**AIM OF THE TASK:** Transcribe the data that follows precisely, omitting nothing.

+++++

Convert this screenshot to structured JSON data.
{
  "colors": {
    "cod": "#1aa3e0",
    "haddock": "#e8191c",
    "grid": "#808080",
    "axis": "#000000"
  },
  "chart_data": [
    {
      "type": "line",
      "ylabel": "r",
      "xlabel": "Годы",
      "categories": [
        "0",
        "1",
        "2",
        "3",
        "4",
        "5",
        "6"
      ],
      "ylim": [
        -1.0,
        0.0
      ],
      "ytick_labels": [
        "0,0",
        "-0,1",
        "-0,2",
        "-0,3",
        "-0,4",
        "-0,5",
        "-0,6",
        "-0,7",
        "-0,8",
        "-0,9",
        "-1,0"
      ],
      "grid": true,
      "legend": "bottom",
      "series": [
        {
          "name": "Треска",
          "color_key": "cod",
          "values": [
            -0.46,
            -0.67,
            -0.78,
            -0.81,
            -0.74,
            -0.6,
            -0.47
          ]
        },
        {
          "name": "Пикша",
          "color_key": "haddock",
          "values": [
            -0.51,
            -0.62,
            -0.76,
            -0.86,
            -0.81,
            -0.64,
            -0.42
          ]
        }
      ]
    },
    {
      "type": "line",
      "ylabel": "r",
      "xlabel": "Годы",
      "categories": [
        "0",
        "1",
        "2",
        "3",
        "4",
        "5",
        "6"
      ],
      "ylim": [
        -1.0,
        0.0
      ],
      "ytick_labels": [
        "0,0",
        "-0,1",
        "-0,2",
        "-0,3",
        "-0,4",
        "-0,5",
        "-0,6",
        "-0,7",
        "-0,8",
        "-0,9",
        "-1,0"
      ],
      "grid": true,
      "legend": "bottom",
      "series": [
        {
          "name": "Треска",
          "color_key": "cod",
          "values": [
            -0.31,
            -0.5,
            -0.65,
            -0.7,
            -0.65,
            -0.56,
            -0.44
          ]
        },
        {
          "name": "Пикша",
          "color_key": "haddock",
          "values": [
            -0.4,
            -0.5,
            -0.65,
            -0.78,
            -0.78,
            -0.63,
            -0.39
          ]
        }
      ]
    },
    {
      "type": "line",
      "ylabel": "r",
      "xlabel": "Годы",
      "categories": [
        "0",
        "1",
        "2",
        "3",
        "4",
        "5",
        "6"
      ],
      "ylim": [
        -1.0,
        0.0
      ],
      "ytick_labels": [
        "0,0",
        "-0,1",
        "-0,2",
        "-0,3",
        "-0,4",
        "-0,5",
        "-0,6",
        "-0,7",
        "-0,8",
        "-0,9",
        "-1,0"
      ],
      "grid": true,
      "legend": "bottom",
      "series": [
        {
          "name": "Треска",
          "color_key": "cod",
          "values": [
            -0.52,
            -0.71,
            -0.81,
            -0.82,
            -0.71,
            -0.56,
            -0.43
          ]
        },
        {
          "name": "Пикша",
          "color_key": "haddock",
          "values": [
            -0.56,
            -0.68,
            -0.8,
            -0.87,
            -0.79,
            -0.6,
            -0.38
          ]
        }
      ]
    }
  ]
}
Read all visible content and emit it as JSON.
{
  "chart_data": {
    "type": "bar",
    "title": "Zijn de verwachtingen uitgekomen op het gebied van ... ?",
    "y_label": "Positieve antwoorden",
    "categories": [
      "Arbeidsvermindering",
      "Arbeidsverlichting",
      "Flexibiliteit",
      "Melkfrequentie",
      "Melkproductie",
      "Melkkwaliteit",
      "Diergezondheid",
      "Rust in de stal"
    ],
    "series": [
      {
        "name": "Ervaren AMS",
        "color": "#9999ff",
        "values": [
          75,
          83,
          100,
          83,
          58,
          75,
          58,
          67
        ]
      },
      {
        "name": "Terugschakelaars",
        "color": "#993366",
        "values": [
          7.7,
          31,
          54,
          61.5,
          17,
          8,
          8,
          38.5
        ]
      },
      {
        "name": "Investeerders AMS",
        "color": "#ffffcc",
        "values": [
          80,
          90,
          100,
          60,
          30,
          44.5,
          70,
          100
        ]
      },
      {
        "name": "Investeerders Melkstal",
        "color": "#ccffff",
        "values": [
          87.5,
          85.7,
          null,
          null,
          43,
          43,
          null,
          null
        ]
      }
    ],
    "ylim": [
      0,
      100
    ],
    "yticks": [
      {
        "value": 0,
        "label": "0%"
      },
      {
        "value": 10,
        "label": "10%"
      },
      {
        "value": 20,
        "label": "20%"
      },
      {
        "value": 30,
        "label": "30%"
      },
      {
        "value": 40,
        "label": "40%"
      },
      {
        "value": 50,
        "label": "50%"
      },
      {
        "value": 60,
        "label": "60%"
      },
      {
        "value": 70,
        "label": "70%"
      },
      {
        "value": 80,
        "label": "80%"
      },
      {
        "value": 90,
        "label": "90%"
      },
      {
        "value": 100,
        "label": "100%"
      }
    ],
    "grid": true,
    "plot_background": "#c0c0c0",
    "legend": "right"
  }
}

+++++

**WRITTEN SOLUTION:**
Convert this screenshot to structured JSON data.
{
  "colors": {
    "cod": "#1aa3e0",
    "haddock": "#e8191c",
    "grid": "#808080",
    "axis": "#000000"
  },
  "chart_data": [
    {
      "type": "line",
      "ylabel": "r",
      "xlabel": "Годы",
      "categories": [
        "0",
        "1",
        "2",
        "3",
        "4",
        "5",
        "6"
      ],
      "ylim": [
        -1.0,
        0.0
      ],
      "ytick_labels": [
        "0,0",
        "-0,1",
        "-0,2",
        "-0,3",
        "-0,4",
        "-0,5",
        "-0,6",
        "-0,7",
        "-0,8",
        "-0,9",
        "-1,0"
      ],
      "grid": true,
      "legend": "bottom",
      "series": [
        {
          "name": "Треска",
          "color_key": "cod",
          "values": [
            -0.46,
            -0.67,
            -0.78,
            -0.81,
            -0.74,
            -0.6,
            -0.47
          ]
        },
        {
          "name": "Пикша",
          "color_key": "haddock",
          "values": [
            -0.51,
            -0.62,
            -0.76,
            -0.86,
            -0.81,
            -0.64,
            -0.42
          ]
        }
      ]
    },
    {
      "type": "line",
      "ylabel": "r",
      "xlabel": "Годы",
      "categories": [
        "0",
        "1",
        "2",
        "3",
        "4",
        "5",
        "6"
      ],
      "ylim": [
        -1.0,
        0.0
      ],
      "ytick_labels": [
        "0,0",
        "-0,1",
        "-0,2",
        "-0,3",
        "-0,4",
        "-0,5",
        "-0,6",
        "-0,7",
        "-0,8",
        "-0,9",
        "-1,0"
      ],
      "grid": true,
      "legend": "bottom",
      "series": [
        {
          "name": "Треска",
          "color_key": "cod",
          "values": [
            -0.31,
            -0.5,
            -0.65,
            -0.7,
            -0.65,
            -0.56,
            -0.44
          ]
        },
        {
          "name": "Пикша",
          "color_key": "haddock",
          "values": [
            -0.4,
            -0.5,
            -0.65,
            -0.78,
            -0.78,
            -0.63,
            -0.39
          ]
        }
      ]
    },
    {
      "type": "line",
      "ylabel": "r",
      "xlabel": "Годы",
      "categories": [
        "0",
        "1",
        "2",
        "3",
        "4",
        "5",
        "6"
      ],
      "ylim": [
        -1.0,
        0.0
      ],
      "ytick_labels": [
        "0,0",
        "-0,1",
        "-0,2",
        "-0,3",
        "-0,4",
        "-0,5",
        "-0,6",
        "-0,7",
        "-0,8",
        "-0,9",
        "-1,0"
      ],
      "grid": true,
      "legend": "bottom",
      "series": [
        {
          "name": "Треска",
          "color_key": "cod",
          "values": [
            -0.52,
            -0.71,
            -0.81,
            -0.82,
            -0.71,
            -0.56,
            -0.43
          ]
        },
        {
          "name": "Пикша",
          "color_key": "haddock",
          "values": [
            -0.56,
            -0.68,
            -0.8,
            -0.87,
            -0.79,
            -0.6,
            -0.38
          ]
        }
      ]
    }
  ]
}
Read all visible content and emit it as JSON.
{
  "chart_data": {
    "type": "bar",
    "title": "Zijn de verwachtingen uitgekomen op het gebied van ... ?",
    "y_label": "Positieve antwoorden",
    "categories": [
      "Arbeidsvermindering",
      "Arbeidsverlichting",
      "Flexibiliteit",
      "Melkfrequentie",
      "Melkproductie",
      "Melkkwaliteit",
      "Diergezondheid",
      "Rust in de stal"
    ],
    "series": [
      {
        "name": "Ervaren AMS",
        "color": "#9999ff",
        "values": [
          75,
          83,
          100,
          83,
          58,
          75,
          58,
          67
        ]
      },
      {
        "name": "Terugschakelaars",
        "color": "#993366",
        "values": [
          7.7,
          31,
          54,
          61.5,
          17,
          8,
          8,
          38.5
        ]
      },
      {
        "name": "Investeerders AMS",
        "color": "#ffffcc",
        "values": [
          80,
          90,
          100,
          60,
          30,
          44.5,
          70,
          100
        ]
      },
      {
        "name": "Investeerders Melkstal",
        "color": "#ccffff",
        "values": [
          87.5,
          85.7,
          null,
          null,
          43,
          43,
          null,
          null
        ]
      }
    ],
    "ylim": [
      0,
      100
    ],
    "yticks": [
      {
        "value": 0,
        "label": "0%"
      },
      {
        "value": 10,
        "label": "10%"
      },
      {
        "value": 20,
        "label": "20%"
      },
      {
        "value": 30,
        "label": "30%"
      },
      {
        "value": 40,
        "label": "40%"
      },
      {
        "value": 50,
        "label": "50%"
      },
      {
        "value": 60,
        "label": "60%"
      },
      {
        "value": 70,
        "label": "70%"
      },
      {
        "value": 80,
        "label": "80%"
      },
      {
        "value": 90,
        "label": "90%"
      },
      {
        "value": 100,
        "label": "100%"
      }
    ],
    "grid": true,
    "plot_background": "#c0c0c0",
    "legend": "right"
  }
}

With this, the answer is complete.